====== DATA FOR THIS EXERCISE ======

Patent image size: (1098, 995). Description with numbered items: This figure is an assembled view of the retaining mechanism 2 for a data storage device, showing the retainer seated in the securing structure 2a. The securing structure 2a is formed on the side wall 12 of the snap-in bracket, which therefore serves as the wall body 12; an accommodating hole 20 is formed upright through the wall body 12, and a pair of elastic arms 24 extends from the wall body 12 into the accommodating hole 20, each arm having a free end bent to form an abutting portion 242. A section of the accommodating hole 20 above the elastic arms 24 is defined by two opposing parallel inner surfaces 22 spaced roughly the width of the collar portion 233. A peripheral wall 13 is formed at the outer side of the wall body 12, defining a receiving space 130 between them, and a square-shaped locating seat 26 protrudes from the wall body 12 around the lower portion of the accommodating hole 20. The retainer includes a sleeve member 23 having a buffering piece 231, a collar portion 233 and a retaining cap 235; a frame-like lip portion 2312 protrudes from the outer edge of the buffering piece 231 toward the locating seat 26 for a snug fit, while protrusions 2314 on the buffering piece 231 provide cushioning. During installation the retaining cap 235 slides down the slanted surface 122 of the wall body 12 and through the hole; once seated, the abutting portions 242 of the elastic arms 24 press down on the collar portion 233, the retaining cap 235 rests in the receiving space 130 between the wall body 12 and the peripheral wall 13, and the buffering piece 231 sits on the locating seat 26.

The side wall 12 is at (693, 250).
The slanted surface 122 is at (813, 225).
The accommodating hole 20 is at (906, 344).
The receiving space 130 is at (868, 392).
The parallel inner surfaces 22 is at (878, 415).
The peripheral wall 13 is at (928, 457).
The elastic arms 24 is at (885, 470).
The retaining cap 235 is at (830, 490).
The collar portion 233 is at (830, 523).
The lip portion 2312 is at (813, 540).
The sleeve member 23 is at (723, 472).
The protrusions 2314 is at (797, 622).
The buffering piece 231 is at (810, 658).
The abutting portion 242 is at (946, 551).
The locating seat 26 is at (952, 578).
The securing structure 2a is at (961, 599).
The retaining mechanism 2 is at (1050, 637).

======

Return every line of the stored entries above, word for word and in the same order.

Patent image size: (1098, 995). Description with numbered items: This figure is an assembled view of the retaining mechanism 2 for a data storage device, showing the retainer seated in the securing structure 2a. The securing structure 2a is formed on the side wall 12 of the snap-in bracket, which therefore serves as the wall body 12; an accommodating hole 20 is formed upright through the wall body 12, and a pair of elastic arms 24 extends from the wall body 12 into the accommodating hole 20, each arm having a free end bent to form an abutting portion 242. A section of the accommodating hole 20 above the elastic arms 24 is defined by two opposing parallel inner surfaces 22 spaced roughly the width of the collar portion 233. A peripheral wall 13 is formed at the outer side of the wall body 12, defining a receiving space 130 between them, and a square-shaped locating seat 26 protrudes from the wall body 12 around the lower portion of the accommodating hole 20. The retainer includes a sleeve member 23 having a buffering piece 231, a collar portion 233 and a retaining cap 235; a frame-like lip portion 2312 protrudes from the outer edge of the buffering piece 231 toward the locating seat 26 for a snug fit, while protrusions 2314 on the buffering piece 231 provide cushioning. During installation the retaining cap 235 slides down the slanted surface 122 of the wall body 12 and through the hole; once seated, the abutting portions 242 of the elastic arms 24 press down on the collar portion 233, the retaining cap 235 rests in the receiving space 130 between the wall body 12 and the peripheral wall 13, and the buffering piece 231 sits on the locating seat 26.

The side wall 12 is at (693, 250).
The slanted surface 122 is at (813, 225).
The accommodating hole 20 is at (906, 344).
The receiving space 130 is at (868, 392).
The parallel inner surfaces 22 is at (878, 415).
The peripheral wall 13 is at (928, 457).
The elastic arms 24 is at (885, 470).
The retaining cap 235 is at (830, 490).
The collar portion 233 is at (830, 523).
The lip portion 2312 is at (813, 540).
The sleeve member 23 is at (723, 472).
The protrusions 2314 is at (797, 622).
The buffering piece 231 is at (810, 658).
The abutting portion 242 is at (946, 551).
The locating seat 26 is at (952, 578).
The securing structure 2a is at (961, 599).
The retaining mechanism 2 is at (1050, 637).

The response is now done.